DIRECTIONS: As an exercise in exact copying, transcribe the lines below from the one holding "Extract the chart's" through the last, with both ends included and pictures left out.

[Data entries for graphics]
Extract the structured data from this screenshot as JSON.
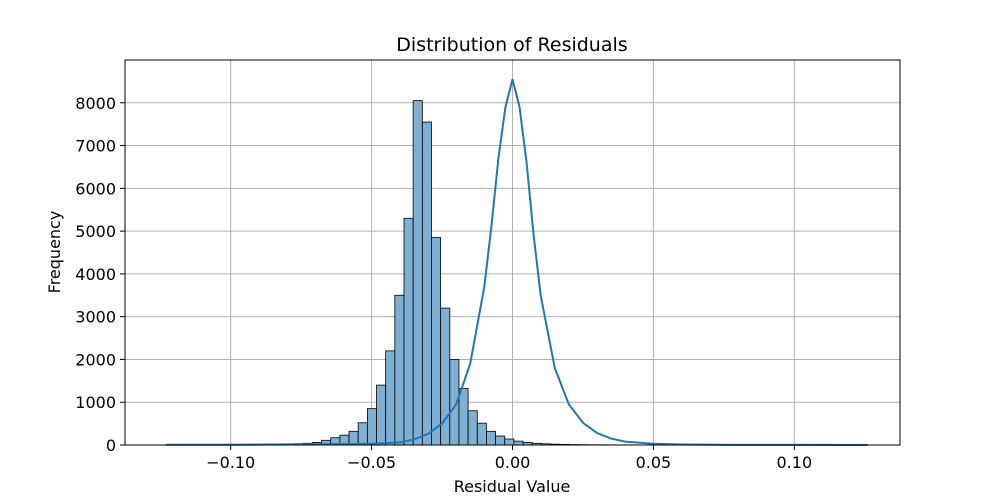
{
  "chart_data": {
    "type": "bar",
    "title": "Distribution of Residuals",
    "xlabel": "Residual Value",
    "ylabel": "Frequency",
    "xlim": [
      -0.1375,
      0.1375
    ],
    "ylim": [
      0,
      9000
    ],
    "grid": true,
    "legend": "none",
    "x_ticks": [
      -0.1,
      -0.05,
      0.0,
      0.05,
      0.1
    ],
    "x_tick_labels": [
      "−0.10",
      "−0.05",
      "0.00",
      "0.05",
      "0.10"
    ],
    "y_ticks": [
      0,
      1000,
      2000,
      3000,
      4000,
      5000,
      6000,
      7000,
      8000
    ],
    "y_tick_labels": [
      "0",
      "1000",
      "2000",
      "3000",
      "4000",
      "5000",
      "6000",
      "7000",
      "8000"
    ],
    "bin_start": -0.123,
    "bin_width": 0.00325,
    "values": [
      2,
      2,
      2,
      3,
      3,
      4,
      5,
      6,
      8,
      10,
      12,
      15,
      18,
      25,
      30,
      40,
      60,
      110,
      170,
      230,
      320,
      520,
      850,
      1400,
      2200,
      3500,
      5300,
      8050,
      7550,
      4850,
      3200,
      2000,
      1320,
      800,
      510,
      320,
      210,
      140,
      90,
      60,
      40,
      28,
      20,
      14,
      10,
      8,
      6,
      5,
      4,
      3,
      3,
      3,
      2,
      2,
      2,
      1,
      1,
      1,
      1,
      1,
      1,
      1,
      1,
      1,
      1,
      1,
      1,
      1,
      1,
      1,
      1,
      1,
      1,
      1,
      1,
      1,
      1
    ],
    "kde": {
      "x": [
        -0.123,
        -0.1,
        -0.08,
        -0.06,
        -0.05,
        -0.04,
        -0.035,
        -0.03,
        -0.025,
        -0.02,
        -0.015,
        -0.01,
        -0.0075,
        -0.005,
        -0.0025,
        0.0,
        0.0025,
        0.005,
        0.0075,
        0.01,
        0.015,
        0.02,
        0.025,
        0.03,
        0.035,
        0.04,
        0.05,
        0.06,
        0.08,
        0.1,
        0.126
      ],
      "y": [
        5,
        6,
        15,
        20,
        30,
        60,
        130,
        260,
        500,
        950,
        1900,
        3700,
        5100,
        6700,
        7900,
        8550,
        7900,
        6600,
        4900,
        3500,
        1800,
        950,
        520,
        280,
        150,
        80,
        30,
        12,
        4,
        2,
        1
      ]
    },
    "colors": {
      "bar_fill": "#7fafd3",
      "bar_edge": "#000000",
      "kde_line": "#1f77b4",
      "grid": "#b0b0b0"
    }
  }
}
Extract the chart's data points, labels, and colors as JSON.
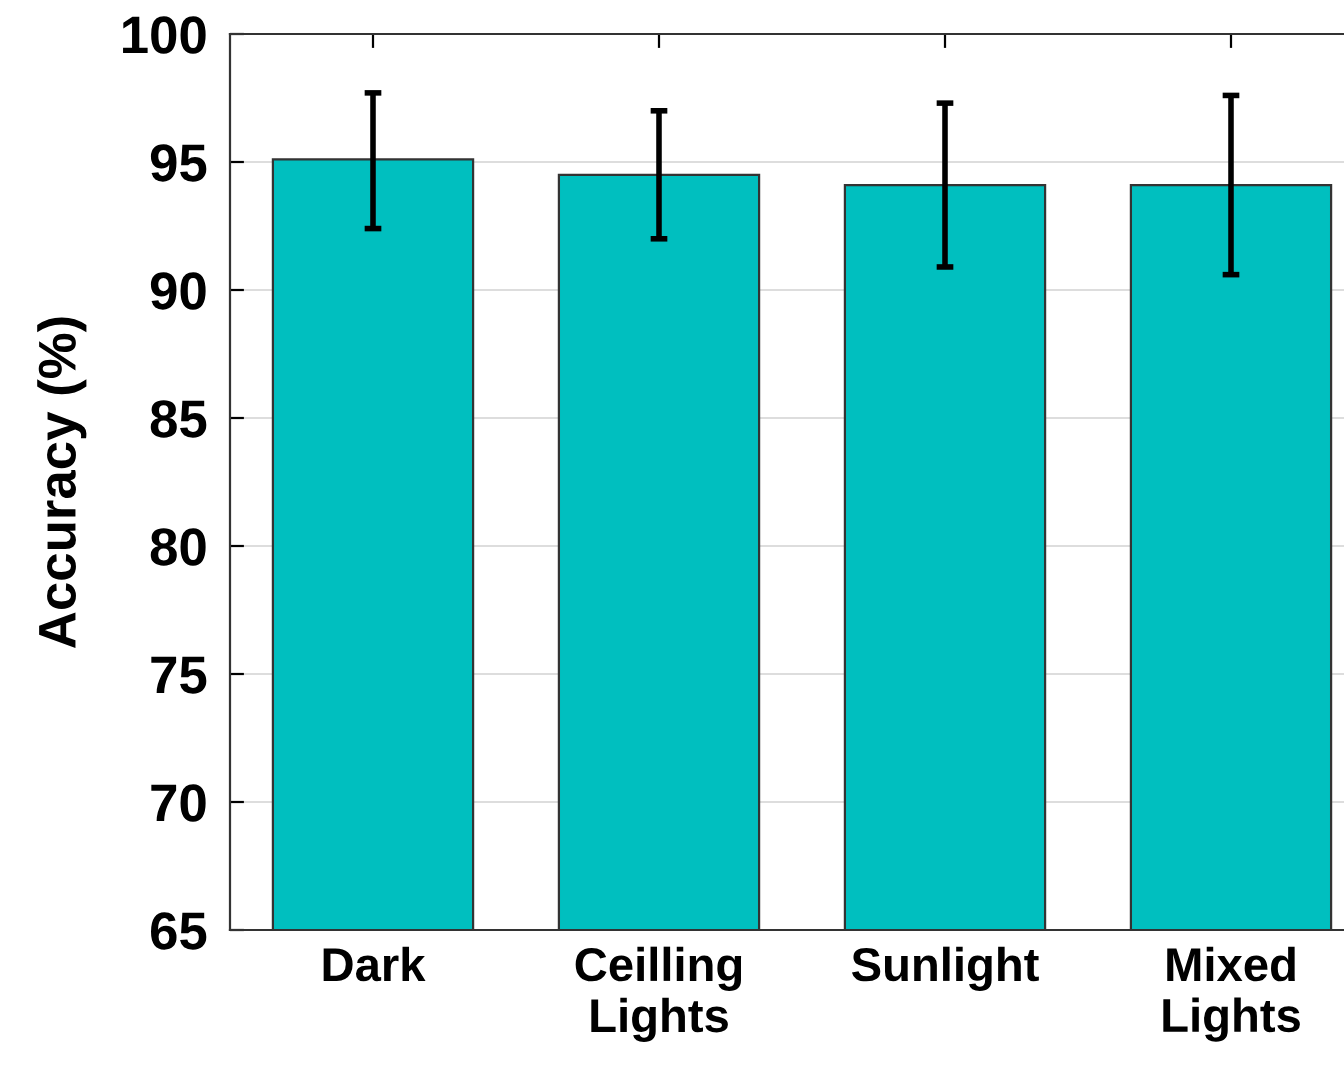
{
  "chart_data": {
    "type": "bar",
    "ylabel": "Accuracy (%)",
    "categories": [
      "Dark",
      "Ceilling Lights",
      "Sunlight",
      "Mixed Lights"
    ],
    "values": [
      95.1,
      94.5,
      94.1,
      94.1
    ],
    "errors": [
      [
        92.4,
        97.7
      ],
      [
        92.0,
        97.0
      ],
      [
        90.9,
        97.3
      ],
      [
        90.6,
        97.6
      ]
    ],
    "color": "#00bfbf",
    "ylim": [
      65,
      100
    ],
    "yticks": [
      65,
      70,
      75,
      80,
      85,
      90,
      95,
      100
    ],
    "grid": "y"
  }
}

FULL RESPONSE:
Extract the chart's data points, labels, and colors as JSON.
{
  "chart_data": {
    "type": "bar",
    "ylabel": "Accuracy (%)",
    "categories": [
      "Dark",
      "Ceilling Lights",
      "Sunlight",
      "Mixed Lights"
    ],
    "values": [
      95.1,
      94.5,
      94.1,
      94.1
    ],
    "errors": [
      [
        92.4,
        97.7
      ],
      [
        92.0,
        97.0
      ],
      [
        90.9,
        97.3
      ],
      [
        90.6,
        97.6
      ]
    ],
    "color": "#00bfbf",
    "ylim": [
      65,
      100
    ],
    "yticks": [
      65,
      70,
      75,
      80,
      85,
      90,
      95,
      100
    ],
    "grid": "y"
  }
}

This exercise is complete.